What is needed:
Gather all lines in the entries below that include the word "تعریف".

┄┄┄┄┄┄

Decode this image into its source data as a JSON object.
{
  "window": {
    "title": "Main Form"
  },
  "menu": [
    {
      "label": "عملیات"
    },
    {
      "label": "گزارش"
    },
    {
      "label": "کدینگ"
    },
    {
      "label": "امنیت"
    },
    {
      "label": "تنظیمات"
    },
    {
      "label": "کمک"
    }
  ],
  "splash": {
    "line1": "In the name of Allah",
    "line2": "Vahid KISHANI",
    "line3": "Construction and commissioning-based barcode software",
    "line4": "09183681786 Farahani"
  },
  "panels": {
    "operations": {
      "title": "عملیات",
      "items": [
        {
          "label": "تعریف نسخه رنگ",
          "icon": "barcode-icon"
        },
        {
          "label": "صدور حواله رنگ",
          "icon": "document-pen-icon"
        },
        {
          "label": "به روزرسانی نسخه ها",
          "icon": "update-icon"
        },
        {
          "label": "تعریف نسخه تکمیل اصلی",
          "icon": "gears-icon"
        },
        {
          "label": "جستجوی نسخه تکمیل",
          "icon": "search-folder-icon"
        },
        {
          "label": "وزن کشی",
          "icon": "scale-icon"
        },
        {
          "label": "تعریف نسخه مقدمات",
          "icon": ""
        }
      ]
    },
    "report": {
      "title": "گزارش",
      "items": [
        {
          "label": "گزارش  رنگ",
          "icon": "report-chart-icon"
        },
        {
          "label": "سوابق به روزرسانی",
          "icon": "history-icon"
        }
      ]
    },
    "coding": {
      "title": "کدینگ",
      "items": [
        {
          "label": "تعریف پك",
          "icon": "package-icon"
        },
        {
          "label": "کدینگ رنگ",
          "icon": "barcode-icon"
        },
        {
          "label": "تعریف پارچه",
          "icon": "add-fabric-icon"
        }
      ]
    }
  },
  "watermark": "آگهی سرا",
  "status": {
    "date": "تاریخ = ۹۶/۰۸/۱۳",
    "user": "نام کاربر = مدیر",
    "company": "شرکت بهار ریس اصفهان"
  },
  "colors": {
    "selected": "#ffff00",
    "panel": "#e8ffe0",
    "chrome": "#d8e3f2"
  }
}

┄┄┄┄┄┄

Answer to this problem:
          "label": "تعریف نسخه رنگ",
          "label": "تعریف نسخه تکمیل اصلی",
          "label": "تعریف نسخه مقدمات",
          "label": "تعریف پك",
          "label": "تعریف پارچه",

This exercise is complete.